■ **Task objective**
Rewrite the data below, switching every occurrence of "table-cell" to "grid-cell" and leaving all other text unchanged.

Stored dataset items:
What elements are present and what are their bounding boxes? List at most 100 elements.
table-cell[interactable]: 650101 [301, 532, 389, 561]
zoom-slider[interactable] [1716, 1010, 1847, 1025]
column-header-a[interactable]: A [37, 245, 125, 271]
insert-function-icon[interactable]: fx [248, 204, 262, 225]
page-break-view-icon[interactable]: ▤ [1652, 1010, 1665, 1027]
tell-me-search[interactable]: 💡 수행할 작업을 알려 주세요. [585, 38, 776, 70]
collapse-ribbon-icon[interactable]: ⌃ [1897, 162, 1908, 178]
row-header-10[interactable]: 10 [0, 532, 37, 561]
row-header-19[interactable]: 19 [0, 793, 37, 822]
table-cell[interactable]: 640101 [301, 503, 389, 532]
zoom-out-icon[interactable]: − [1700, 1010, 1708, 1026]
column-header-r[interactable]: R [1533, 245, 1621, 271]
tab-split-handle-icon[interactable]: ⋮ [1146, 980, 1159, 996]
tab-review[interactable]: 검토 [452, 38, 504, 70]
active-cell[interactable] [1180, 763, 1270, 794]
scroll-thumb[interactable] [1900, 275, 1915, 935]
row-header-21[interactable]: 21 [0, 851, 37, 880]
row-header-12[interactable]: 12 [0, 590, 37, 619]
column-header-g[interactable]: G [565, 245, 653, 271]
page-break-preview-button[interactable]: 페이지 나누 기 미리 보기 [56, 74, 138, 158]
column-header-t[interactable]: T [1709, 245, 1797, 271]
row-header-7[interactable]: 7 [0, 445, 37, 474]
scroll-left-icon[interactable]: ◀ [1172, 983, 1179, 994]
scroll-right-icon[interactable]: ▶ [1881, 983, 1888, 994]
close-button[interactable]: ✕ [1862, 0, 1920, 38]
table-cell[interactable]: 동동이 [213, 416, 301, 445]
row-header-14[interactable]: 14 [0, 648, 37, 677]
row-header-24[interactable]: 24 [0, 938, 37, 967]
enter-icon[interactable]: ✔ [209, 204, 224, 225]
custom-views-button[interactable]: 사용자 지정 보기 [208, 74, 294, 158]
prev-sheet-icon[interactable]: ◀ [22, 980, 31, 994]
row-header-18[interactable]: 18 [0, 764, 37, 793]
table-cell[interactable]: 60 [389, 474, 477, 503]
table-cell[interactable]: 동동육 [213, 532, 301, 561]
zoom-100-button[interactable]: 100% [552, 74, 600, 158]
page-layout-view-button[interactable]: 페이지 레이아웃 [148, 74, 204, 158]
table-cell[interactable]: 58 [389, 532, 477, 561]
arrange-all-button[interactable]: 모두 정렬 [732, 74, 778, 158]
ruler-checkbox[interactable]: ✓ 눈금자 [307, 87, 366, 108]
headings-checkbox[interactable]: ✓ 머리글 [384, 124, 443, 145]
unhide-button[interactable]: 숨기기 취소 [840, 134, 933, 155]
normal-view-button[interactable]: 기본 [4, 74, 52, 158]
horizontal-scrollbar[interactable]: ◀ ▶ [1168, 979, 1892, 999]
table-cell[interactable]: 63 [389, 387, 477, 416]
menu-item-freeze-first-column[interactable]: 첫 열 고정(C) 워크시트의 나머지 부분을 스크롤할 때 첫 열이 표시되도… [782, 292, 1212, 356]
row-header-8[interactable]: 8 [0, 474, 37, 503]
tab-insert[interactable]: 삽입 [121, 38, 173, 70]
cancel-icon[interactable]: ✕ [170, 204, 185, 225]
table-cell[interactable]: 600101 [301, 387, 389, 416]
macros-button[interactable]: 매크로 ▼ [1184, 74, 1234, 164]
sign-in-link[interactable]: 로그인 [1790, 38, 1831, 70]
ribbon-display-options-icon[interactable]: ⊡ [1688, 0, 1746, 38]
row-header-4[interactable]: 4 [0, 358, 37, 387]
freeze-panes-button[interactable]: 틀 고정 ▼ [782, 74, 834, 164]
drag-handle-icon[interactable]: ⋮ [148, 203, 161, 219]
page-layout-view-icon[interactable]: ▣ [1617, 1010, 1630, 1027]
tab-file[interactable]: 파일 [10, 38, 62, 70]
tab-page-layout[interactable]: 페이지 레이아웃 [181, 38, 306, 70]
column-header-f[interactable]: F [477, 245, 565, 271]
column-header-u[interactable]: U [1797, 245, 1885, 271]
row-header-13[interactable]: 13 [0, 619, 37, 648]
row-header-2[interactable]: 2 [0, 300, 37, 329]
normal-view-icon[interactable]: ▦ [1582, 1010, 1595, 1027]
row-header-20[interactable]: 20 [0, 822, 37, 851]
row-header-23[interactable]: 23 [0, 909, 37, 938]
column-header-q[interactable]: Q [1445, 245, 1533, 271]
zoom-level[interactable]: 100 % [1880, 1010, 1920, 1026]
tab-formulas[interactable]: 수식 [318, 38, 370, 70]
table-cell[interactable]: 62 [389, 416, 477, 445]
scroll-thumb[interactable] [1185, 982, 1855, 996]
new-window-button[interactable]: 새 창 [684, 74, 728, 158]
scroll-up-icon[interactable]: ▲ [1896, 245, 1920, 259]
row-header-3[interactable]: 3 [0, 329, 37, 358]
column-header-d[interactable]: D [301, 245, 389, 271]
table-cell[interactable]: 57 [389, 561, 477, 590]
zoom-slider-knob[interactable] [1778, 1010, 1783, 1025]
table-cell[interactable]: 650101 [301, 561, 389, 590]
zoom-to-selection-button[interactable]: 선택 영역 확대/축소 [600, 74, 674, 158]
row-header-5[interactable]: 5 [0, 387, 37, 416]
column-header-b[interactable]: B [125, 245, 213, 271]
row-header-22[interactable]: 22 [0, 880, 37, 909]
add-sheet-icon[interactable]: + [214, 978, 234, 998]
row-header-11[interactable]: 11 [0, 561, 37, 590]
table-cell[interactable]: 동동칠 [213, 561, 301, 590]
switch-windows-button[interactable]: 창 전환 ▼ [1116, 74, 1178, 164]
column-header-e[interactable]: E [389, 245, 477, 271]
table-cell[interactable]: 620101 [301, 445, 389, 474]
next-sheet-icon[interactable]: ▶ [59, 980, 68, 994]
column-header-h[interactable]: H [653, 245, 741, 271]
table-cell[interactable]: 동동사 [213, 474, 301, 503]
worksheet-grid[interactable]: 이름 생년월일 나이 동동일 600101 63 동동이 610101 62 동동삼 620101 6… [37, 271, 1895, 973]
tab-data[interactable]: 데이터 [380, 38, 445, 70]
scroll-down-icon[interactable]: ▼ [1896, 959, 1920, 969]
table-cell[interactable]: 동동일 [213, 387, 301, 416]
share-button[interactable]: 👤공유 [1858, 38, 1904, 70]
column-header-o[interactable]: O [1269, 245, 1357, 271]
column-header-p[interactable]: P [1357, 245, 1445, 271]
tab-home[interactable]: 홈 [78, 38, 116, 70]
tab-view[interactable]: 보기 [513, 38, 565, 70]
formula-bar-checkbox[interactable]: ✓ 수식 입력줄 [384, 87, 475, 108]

■ **Response**
What elements are present and what are their bounding boxes? List at most 100 elements.
grid-cell[interactable]: 650101 [301, 532, 389, 561]
zoom-slider[interactable] [1716, 1010, 1847, 1025]
column-header-a[interactable]: A [37, 245, 125, 271]
insert-function-icon[interactable]: fx [248, 204, 262, 225]
page-break-view-icon[interactable]: ▤ [1652, 1010, 1665, 1027]
tell-me-search[interactable]: 💡 수행할 작업을 알려 주세요. [585, 38, 776, 70]
collapse-ribbon-icon[interactable]: ⌃ [1897, 162, 1908, 178]
row-header-10[interactable]: 10 [0, 532, 37, 561]
row-header-19[interactable]: 19 [0, 793, 37, 822]
grid-cell[interactable]: 640101 [301, 503, 389, 532]
zoom-out-icon[interactable]: − [1700, 1010, 1708, 1026]
column-header-r[interactable]: R [1533, 245, 1621, 271]
tab-split-handle-icon[interactable]: ⋮ [1146, 980, 1159, 996]
tab-review[interactable]: 검토 [452, 38, 504, 70]
active-cell[interactable] [1180, 763, 1270, 794]
scroll-thumb[interactable] [1900, 275, 1915, 935]
row-header-21[interactable]: 21 [0, 851, 37, 880]
row-header-12[interactable]: 12 [0, 590, 37, 619]
column-header-g[interactable]: G [565, 245, 653, 271]
page-break-preview-button[interactable]: 페이지 나누 기 미리 보기 [56, 74, 138, 158]
column-header-t[interactable]: T [1709, 245, 1797, 271]
row-header-7[interactable]: 7 [0, 445, 37, 474]
scroll-left-icon[interactable]: ◀ [1172, 983, 1179, 994]
scroll-right-icon[interactable]: ▶ [1881, 983, 1888, 994]
close-button[interactable]: ✕ [1862, 0, 1920, 38]
grid-cell[interactable]: 동동이 [213, 416, 301, 445]
row-header-14[interactable]: 14 [0, 648, 37, 677]
row-header-24[interactable]: 24 [0, 938, 37, 967]
enter-icon[interactable]: ✔ [209, 204, 224, 225]
custom-views-button[interactable]: 사용자 지정 보기 [208, 74, 294, 158]
prev-sheet-icon[interactable]: ◀ [22, 980, 31, 994]
row-header-18[interactable]: 18 [0, 764, 37, 793]
grid-cell[interactable]: 60 [389, 474, 477, 503]
grid-cell[interactable]: 동동육 [213, 532, 301, 561]
zoom-100-button[interactable]: 100% [552, 74, 600, 158]
page-layout-view-button[interactable]: 페이지 레이아웃 [148, 74, 204, 158]
grid-cell[interactable]: 58 [389, 532, 477, 561]
arrange-all-button[interactable]: 모두 정렬 [732, 74, 778, 158]
ruler-checkbox[interactable]: ✓ 눈금자 [307, 87, 366, 108]
headings-checkbox[interactable]: ✓ 머리글 [384, 124, 443, 145]
unhide-button[interactable]: 숨기기 취소 [840, 134, 933, 155]
normal-view-button[interactable]: 기본 [4, 74, 52, 158]
horizontal-scrollbar[interactable]: ◀ ▶ [1168, 979, 1892, 999]
grid-cell[interactable]: 63 [389, 387, 477, 416]
menu-item-freeze-first-column[interactable]: 첫 열 고정(C) 워크시트의 나머지 부분을 스크롤할 때 첫 열이 표시되도… [782, 292, 1212, 356]
row-header-8[interactable]: 8 [0, 474, 37, 503]
tab-insert[interactable]: 삽입 [121, 38, 173, 70]
cancel-icon[interactable]: ✕ [170, 204, 185, 225]
grid-cell[interactable]: 600101 [301, 387, 389, 416]
macros-button[interactable]: 매크로 ▼ [1184, 74, 1234, 164]
sign-in-link[interactable]: 로그인 [1790, 38, 1831, 70]
ribbon-display-options-icon[interactable]: ⊡ [1688, 0, 1746, 38]
row-header-4[interactable]: 4 [0, 358, 37, 387]
freeze-panes-button[interactable]: 틀 고정 ▼ [782, 74, 834, 164]
drag-handle-icon[interactable]: ⋮ [148, 203, 161, 219]
page-layout-view-icon[interactable]: ▣ [1617, 1010, 1630, 1027]
tab-file[interactable]: 파일 [10, 38, 62, 70]
tab-page-layout[interactable]: 페이지 레이아웃 [181, 38, 306, 70]
column-header-f[interactable]: F [477, 245, 565, 271]
column-header-u[interactable]: U [1797, 245, 1885, 271]
row-header-13[interactable]: 13 [0, 619, 37, 648]
row-header-2[interactable]: 2 [0, 300, 37, 329]
normal-view-icon[interactable]: ▦ [1582, 1010, 1595, 1027]
row-header-20[interactable]: 20 [0, 822, 37, 851]
row-header-23[interactable]: 23 [0, 909, 37, 938]
column-header-q[interactable]: Q [1445, 245, 1533, 271]
zoom-level[interactable]: 100 % [1880, 1010, 1920, 1026]
tab-formulas[interactable]: 수식 [318, 38, 370, 70]
grid-cell[interactable]: 62 [389, 416, 477, 445]
scroll-thumb[interactable] [1185, 982, 1855, 996]
new-window-button[interactable]: 새 창 [684, 74, 728, 158]
scroll-up-icon[interactable]: ▲ [1896, 245, 1920, 259]
row-header-3[interactable]: 3 [0, 329, 37, 358]
column-header-d[interactable]: D [301, 245, 389, 271]
grid-cell[interactable]: 57 [389, 561, 477, 590]
zoom-slider-knob[interactable] [1778, 1010, 1783, 1025]
grid-cell[interactable]: 650101 [301, 561, 389, 590]
zoom-to-selection-button[interactable]: 선택 영역 확대/축소 [600, 74, 674, 158]
row-header-5[interactable]: 5 [0, 387, 37, 416]
column-header-b[interactable]: B [125, 245, 213, 271]
row-header-22[interactable]: 22 [0, 880, 37, 909]
add-sheet-icon[interactable]: + [214, 978, 234, 998]
row-header-11[interactable]: 11 [0, 561, 37, 590]
grid-cell[interactable]: 동동칠 [213, 561, 301, 590]
switch-windows-button[interactable]: 창 전환 ▼ [1116, 74, 1178, 164]
column-header-e[interactable]: E [389, 245, 477, 271]
grid-cell[interactable]: 620101 [301, 445, 389, 474]
next-sheet-icon[interactable]: ▶ [59, 980, 68, 994]
column-header-h[interactable]: H [653, 245, 741, 271]
grid-cell[interactable]: 동동사 [213, 474, 301, 503]
worksheet-grid[interactable]: 이름 생년월일 나이 동동일 600101 63 동동이 610101 62 동동삼 620101 6… [37, 271, 1895, 973]
tab-data[interactable]: 데이터 [380, 38, 445, 70]
scroll-down-icon[interactable]: ▼ [1896, 959, 1920, 969]
grid-cell[interactable]: 동동일 [213, 387, 301, 416]
share-button[interactable]: 👤공유 [1858, 38, 1904, 70]
column-header-o[interactable]: O [1269, 245, 1357, 271]
column-header-p[interactable]: P [1357, 245, 1445, 271]
tab-home[interactable]: 홈 [78, 38, 116, 70]
tab-view[interactable]: 보기 [513, 38, 565, 70]
formula-bar-checkbox[interactable]: ✓ 수식 입력줄 [384, 87, 475, 108]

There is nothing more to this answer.